> _Source records_
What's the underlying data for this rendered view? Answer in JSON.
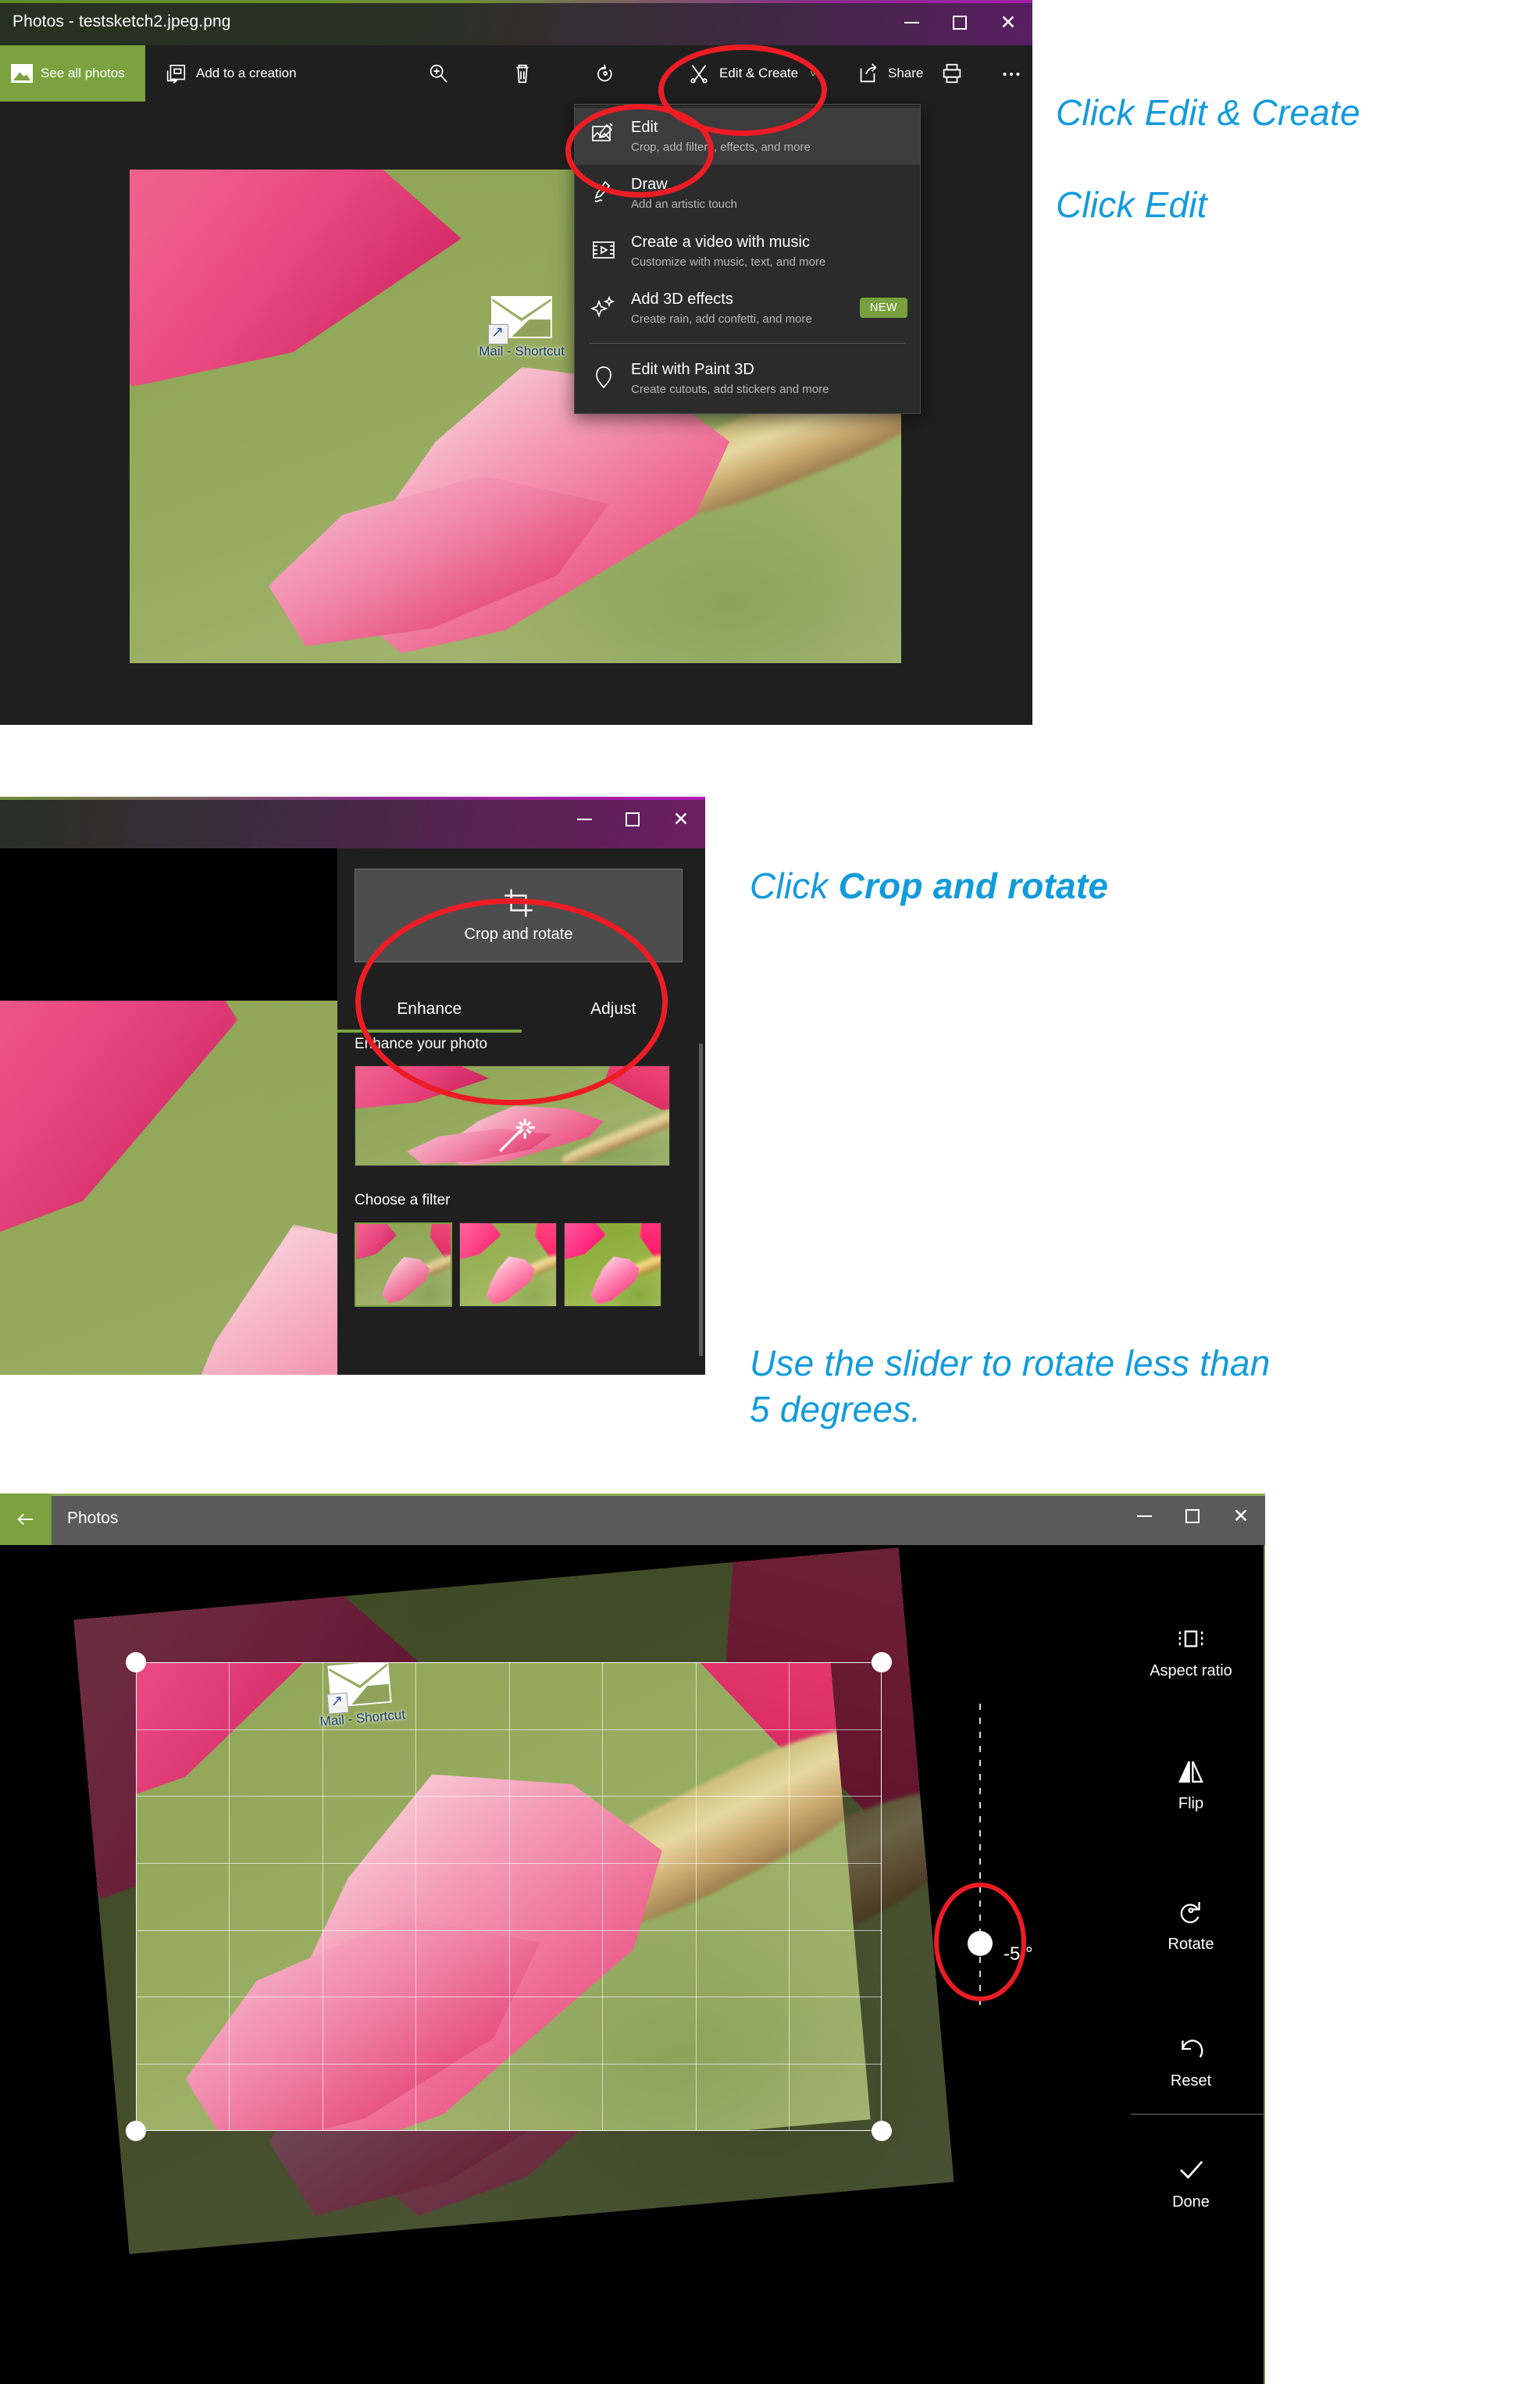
{
  "panel1": {
    "window_title": "Photos - testsketch2.jpeg.png",
    "window_controls": {
      "minimize": "minimize-icon",
      "maximize": "maximize-icon",
      "close": "close-icon"
    },
    "toolbar": {
      "see_all_photos": "See all photos",
      "add_to_creation": "Add to a creation",
      "zoom_icon": "zoom-in-icon",
      "delete_icon": "trash-icon",
      "rotate_icon": "rotate-icon",
      "edit_create": "Edit & Create",
      "edit_create_chevron": "˅",
      "share": "Share",
      "print_icon": "print-icon",
      "more_icon": "ellipsis-icon"
    },
    "menu": {
      "items": [
        {
          "title": "Edit",
          "subtitle": "Crop, add filters, effects, and more",
          "icon": "edit-image-icon",
          "selected": true,
          "badge": ""
        },
        {
          "title": "Draw",
          "subtitle": "Add an artistic touch",
          "icon": "pen-icon",
          "selected": false,
          "badge": ""
        },
        {
          "title": "Create a video with music",
          "subtitle": "Customize with music, text, and more",
          "icon": "film-icon",
          "selected": false,
          "badge": ""
        },
        {
          "title": "Add 3D effects",
          "subtitle": "Create rain, add confetti, and more",
          "icon": "sparkle-icon",
          "selected": false,
          "badge": "NEW"
        },
        {
          "title": "Edit with Paint 3D",
          "subtitle": "Create cutouts, add stickers and more",
          "icon": "paint3d-icon",
          "selected": false,
          "badge": ""
        }
      ]
    },
    "photo": {
      "desktop_icon_label": "Mail -\nShortcut"
    }
  },
  "panel2": {
    "window_controls": {
      "minimize": "minimize-icon",
      "maximize": "maximize-icon",
      "close": "close-icon"
    },
    "crop_button": {
      "label": "Crop and rotate",
      "icon": "crop-icon"
    },
    "tabs": [
      {
        "label": "Enhance",
        "active": true
      },
      {
        "label": "Adjust",
        "active": false
      }
    ],
    "enhance_section_title": "Enhance your photo",
    "enhance_thumb_icon": "magic-wand-icon",
    "filter_section_title": "Choose a filter",
    "filters": [
      {
        "name": "filter-thumbnail-1",
        "selected": true
      },
      {
        "name": "filter-thumbnail-2",
        "selected": false
      },
      {
        "name": "filter-thumbnail-3",
        "selected": false
      }
    ]
  },
  "panel3": {
    "back_icon": "back-arrow-icon",
    "window_title": "Photos",
    "window_controls": {
      "minimize": "minimize-icon",
      "maximize": "maximize-icon",
      "close": "close-icon"
    },
    "tools": [
      {
        "label": "Aspect ratio",
        "icon": "aspect-ratio-icon"
      },
      {
        "label": "Flip",
        "icon": "flip-icon"
      },
      {
        "label": "Rotate",
        "icon": "rotate-icon"
      },
      {
        "label": "Reset",
        "icon": "reset-icon"
      },
      {
        "label": "Done",
        "icon": "check-icon"
      }
    ],
    "slider": {
      "value": "-5 °",
      "handle": "rotation-slider-handle"
    },
    "photo": {
      "desktop_icon_label": "Mail -\nShortcut"
    }
  },
  "annotations": {
    "colors": {
      "callout": "#129bdb",
      "highlight": "#ed1c24",
      "accent_green": "#7ba23f"
    },
    "a1_line1": "Click Edit &  Create",
    "a1_line2": "Click Edit",
    "a2_prefix": "Click ",
    "a2_bold": "Crop and rotate",
    "a3": "Use the slider to rotate less than\n5 degrees."
  }
}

> _Task details_
Skip every picture and transcribe the data above exactly.

> _Task output_
What's the underlying data for this rendered view? Answer in JSON.
{
  "panel1": {
    "window_title": "Photos - testsketch2.jpeg.png",
    "window_controls": {
      "minimize": "minimize-icon",
      "maximize": "maximize-icon",
      "close": "close-icon"
    },
    "toolbar": {
      "see_all_photos": "See all photos",
      "add_to_creation": "Add to a creation",
      "zoom_icon": "zoom-in-icon",
      "delete_icon": "trash-icon",
      "rotate_icon": "rotate-icon",
      "edit_create": "Edit & Create",
      "edit_create_chevron": "˅",
      "share": "Share",
      "print_icon": "print-icon",
      "more_icon": "ellipsis-icon"
    },
    "menu": {
      "items": [
        {
          "title": "Edit",
          "subtitle": "Crop, add filters, effects, and more",
          "icon": "edit-image-icon",
          "selected": true,
          "badge": ""
        },
        {
          "title": "Draw",
          "subtitle": "Add an artistic touch",
          "icon": "pen-icon",
          "selected": false,
          "badge": ""
        },
        {
          "title": "Create a video with music",
          "subtitle": "Customize with music, text, and more",
          "icon": "film-icon",
          "selected": false,
          "badge": ""
        },
        {
          "title": "Add 3D effects",
          "subtitle": "Create rain, add confetti, and more",
          "icon": "sparkle-icon",
          "selected": false,
          "badge": "NEW"
        },
        {
          "title": "Edit with Paint 3D",
          "subtitle": "Create cutouts, add stickers and more",
          "icon": "paint3d-icon",
          "selected": false,
          "badge": ""
        }
      ]
    },
    "photo": {
      "desktop_icon_label": "Mail -\nShortcut"
    }
  },
  "panel2": {
    "window_controls": {
      "minimize": "minimize-icon",
      "maximize": "maximize-icon",
      "close": "close-icon"
    },
    "crop_button": {
      "label": "Crop and rotate",
      "icon": "crop-icon"
    },
    "tabs": [
      {
        "label": "Enhance",
        "active": true
      },
      {
        "label": "Adjust",
        "active": false
      }
    ],
    "enhance_section_title": "Enhance your photo",
    "enhance_thumb_icon": "magic-wand-icon",
    "filter_section_title": "Choose a filter",
    "filters": [
      {
        "name": "filter-thumbnail-1",
        "selected": true
      },
      {
        "name": "filter-thumbnail-2",
        "selected": false
      },
      {
        "name": "filter-thumbnail-3",
        "selected": false
      }
    ]
  },
  "panel3": {
    "back_icon": "back-arrow-icon",
    "window_title": "Photos",
    "window_controls": {
      "minimize": "minimize-icon",
      "maximize": "maximize-icon",
      "close": "close-icon"
    },
    "tools": [
      {
        "label": "Aspect ratio",
        "icon": "aspect-ratio-icon"
      },
      {
        "label": "Flip",
        "icon": "flip-icon"
      },
      {
        "label": "Rotate",
        "icon": "rotate-icon"
      },
      {
        "label": "Reset",
        "icon": "reset-icon"
      },
      {
        "label": "Done",
        "icon": "check-icon"
      }
    ],
    "slider": {
      "value": "-5 °",
      "handle": "rotation-slider-handle"
    },
    "photo": {
      "desktop_icon_label": "Mail -\nShortcut"
    }
  },
  "annotations": {
    "colors": {
      "callout": "#129bdb",
      "highlight": "#ed1c24",
      "accent_green": "#7ba23f"
    },
    "a1_line1": "Click Edit &  Create",
    "a1_line2": "Click Edit",
    "a2_prefix": "Click ",
    "a2_bold": "Crop and rotate",
    "a3": "Use the slider to rotate less than\n5 degrees."
  }
}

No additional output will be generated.